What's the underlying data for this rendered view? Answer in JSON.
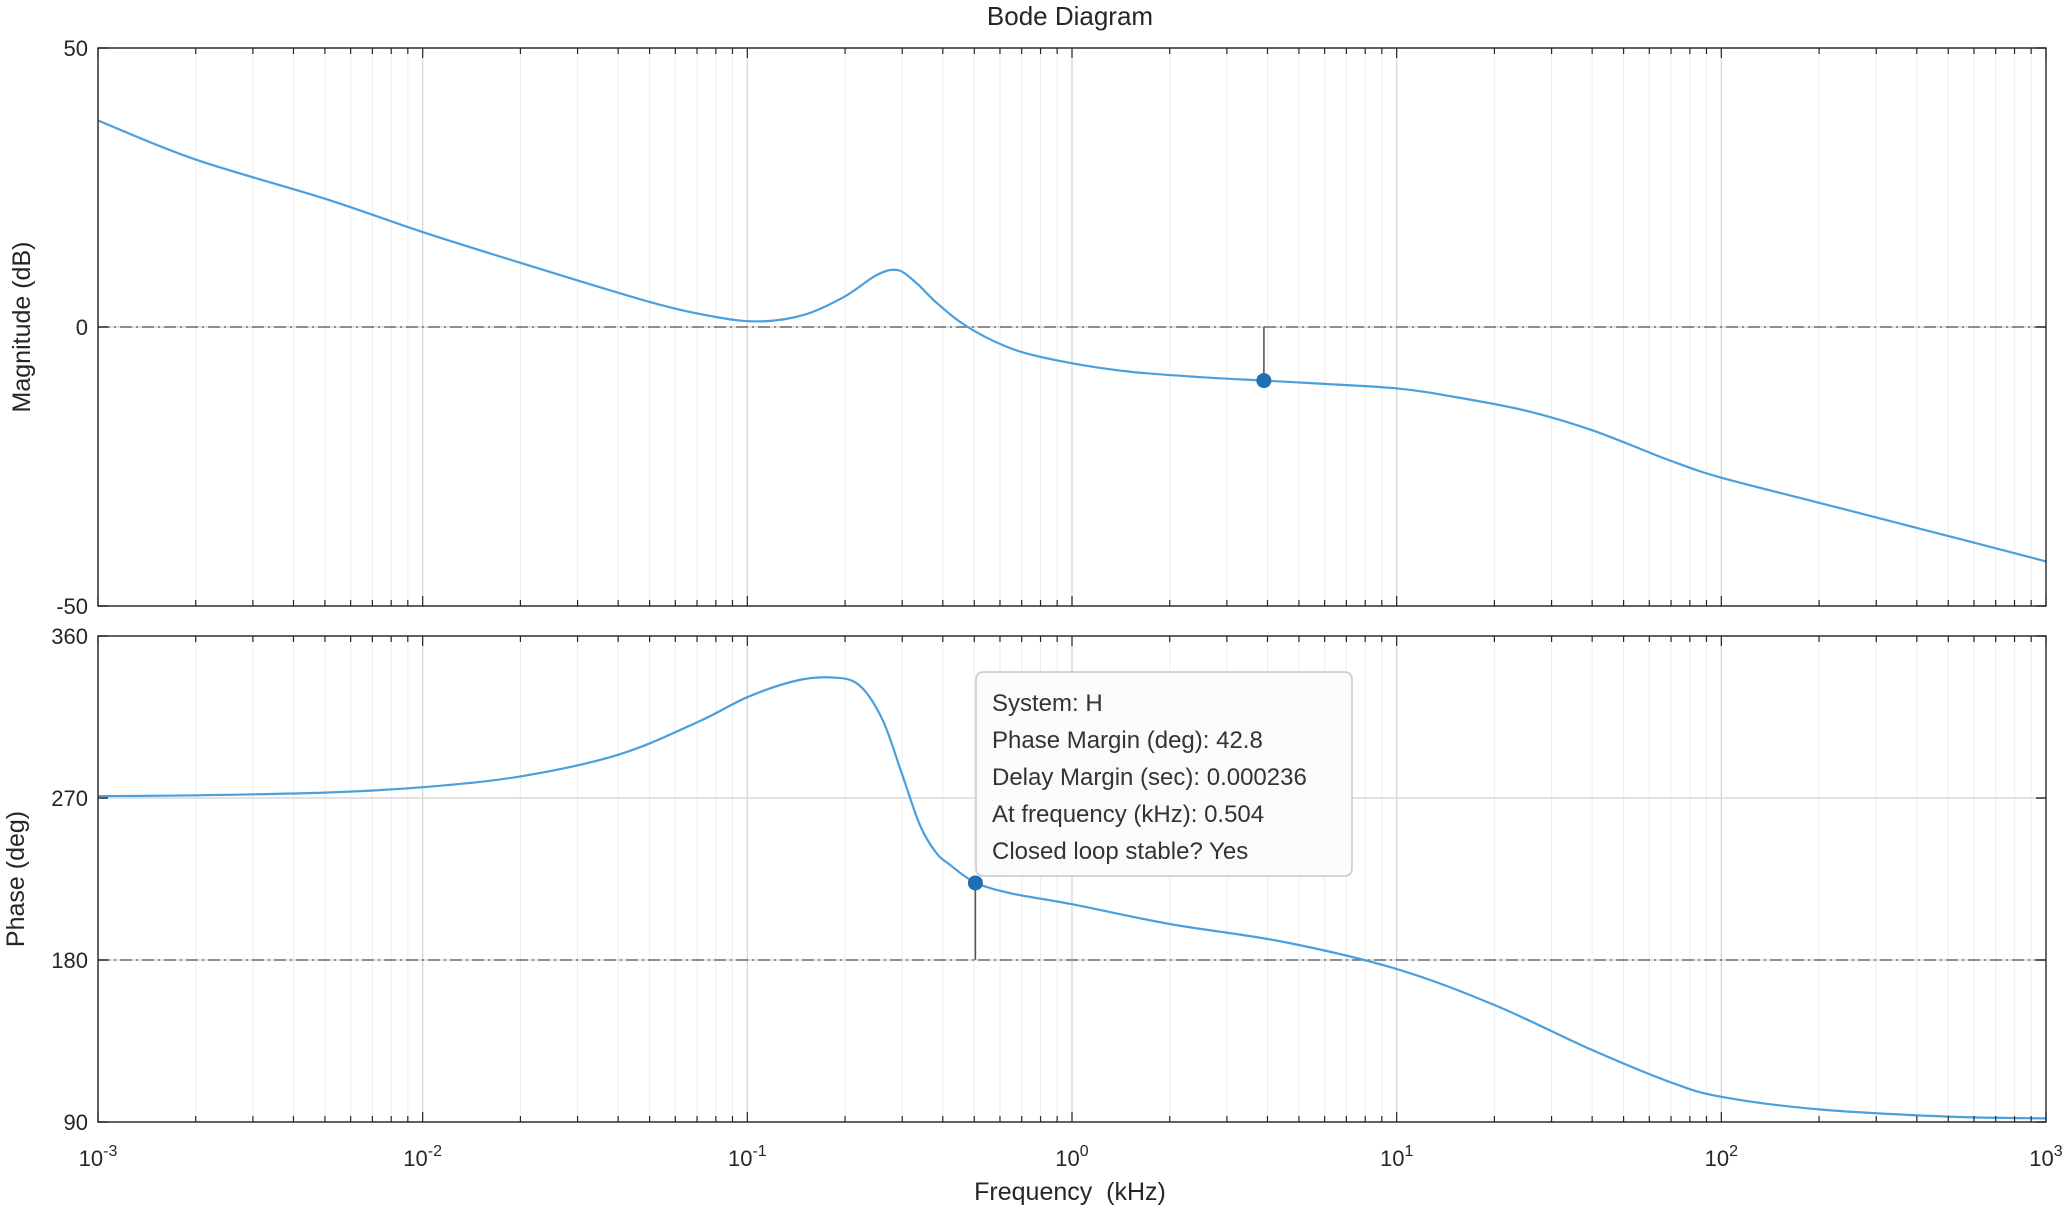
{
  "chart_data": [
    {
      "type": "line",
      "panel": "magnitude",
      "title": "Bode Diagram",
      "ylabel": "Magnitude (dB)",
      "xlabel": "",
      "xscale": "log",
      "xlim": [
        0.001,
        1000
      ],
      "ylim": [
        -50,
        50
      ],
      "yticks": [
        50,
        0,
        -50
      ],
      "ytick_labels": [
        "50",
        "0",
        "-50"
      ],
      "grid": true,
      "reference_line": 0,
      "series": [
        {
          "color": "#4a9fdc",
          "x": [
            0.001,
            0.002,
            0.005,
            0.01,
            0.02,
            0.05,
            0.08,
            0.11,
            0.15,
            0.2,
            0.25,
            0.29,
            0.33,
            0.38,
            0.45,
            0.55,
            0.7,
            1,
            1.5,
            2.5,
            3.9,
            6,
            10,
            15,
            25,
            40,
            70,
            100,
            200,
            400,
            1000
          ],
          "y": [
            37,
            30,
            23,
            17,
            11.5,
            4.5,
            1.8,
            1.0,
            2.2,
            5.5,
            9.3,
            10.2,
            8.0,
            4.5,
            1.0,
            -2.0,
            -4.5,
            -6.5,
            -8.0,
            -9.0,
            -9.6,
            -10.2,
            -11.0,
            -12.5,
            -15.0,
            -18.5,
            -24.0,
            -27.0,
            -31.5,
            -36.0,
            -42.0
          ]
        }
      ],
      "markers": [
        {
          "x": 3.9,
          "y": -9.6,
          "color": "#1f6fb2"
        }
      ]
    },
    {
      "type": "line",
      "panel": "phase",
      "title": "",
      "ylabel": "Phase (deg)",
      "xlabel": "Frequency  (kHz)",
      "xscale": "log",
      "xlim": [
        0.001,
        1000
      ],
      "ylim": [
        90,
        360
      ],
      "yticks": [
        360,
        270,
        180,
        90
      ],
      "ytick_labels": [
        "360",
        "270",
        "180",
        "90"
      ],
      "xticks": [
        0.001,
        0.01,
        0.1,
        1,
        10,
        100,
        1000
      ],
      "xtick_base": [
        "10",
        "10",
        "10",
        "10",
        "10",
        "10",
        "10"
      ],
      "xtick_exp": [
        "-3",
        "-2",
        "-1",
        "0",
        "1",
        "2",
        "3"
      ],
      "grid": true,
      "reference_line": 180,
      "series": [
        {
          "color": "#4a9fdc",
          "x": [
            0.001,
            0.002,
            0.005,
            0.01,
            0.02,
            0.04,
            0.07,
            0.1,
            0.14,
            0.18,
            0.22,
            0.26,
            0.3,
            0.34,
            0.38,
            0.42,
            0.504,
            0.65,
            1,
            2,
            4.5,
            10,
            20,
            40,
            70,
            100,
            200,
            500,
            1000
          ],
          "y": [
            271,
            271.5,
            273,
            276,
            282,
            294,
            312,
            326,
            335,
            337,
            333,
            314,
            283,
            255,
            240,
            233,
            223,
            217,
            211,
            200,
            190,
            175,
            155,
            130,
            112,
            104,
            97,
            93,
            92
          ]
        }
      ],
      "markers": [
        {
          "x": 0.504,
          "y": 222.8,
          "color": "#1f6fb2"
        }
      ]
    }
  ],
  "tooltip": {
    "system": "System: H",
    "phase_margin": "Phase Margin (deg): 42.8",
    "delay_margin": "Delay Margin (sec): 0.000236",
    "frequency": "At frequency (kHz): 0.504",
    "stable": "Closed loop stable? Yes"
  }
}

┄┄┄┄┄┄┄┄┄┄┄┄┄┄┄┄┄┄┄┄

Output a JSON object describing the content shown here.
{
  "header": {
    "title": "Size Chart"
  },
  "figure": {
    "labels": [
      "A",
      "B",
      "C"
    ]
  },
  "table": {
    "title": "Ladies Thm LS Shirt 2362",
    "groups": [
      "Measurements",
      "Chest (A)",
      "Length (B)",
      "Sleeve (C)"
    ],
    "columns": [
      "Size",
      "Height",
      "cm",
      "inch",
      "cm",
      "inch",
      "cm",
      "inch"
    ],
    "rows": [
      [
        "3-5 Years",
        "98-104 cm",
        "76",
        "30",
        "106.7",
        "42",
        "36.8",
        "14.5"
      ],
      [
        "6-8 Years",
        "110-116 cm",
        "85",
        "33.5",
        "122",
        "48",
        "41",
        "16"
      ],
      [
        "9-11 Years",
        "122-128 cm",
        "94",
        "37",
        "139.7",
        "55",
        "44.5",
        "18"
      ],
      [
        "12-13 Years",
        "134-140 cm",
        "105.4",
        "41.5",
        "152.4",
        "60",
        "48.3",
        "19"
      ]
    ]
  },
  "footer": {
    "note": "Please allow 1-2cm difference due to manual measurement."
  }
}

┄┄┄┄┄┄┄┄┄┄┄┄┄┄┄┄┄┄┄┄

**Required work**:
Collect each line containing the string "title".

**Complete output**:
      "title": "Bode Diagram",
      "title": "",
    "title": "Size Chart"
    "title": "Ladies Thm LS Shirt 2362",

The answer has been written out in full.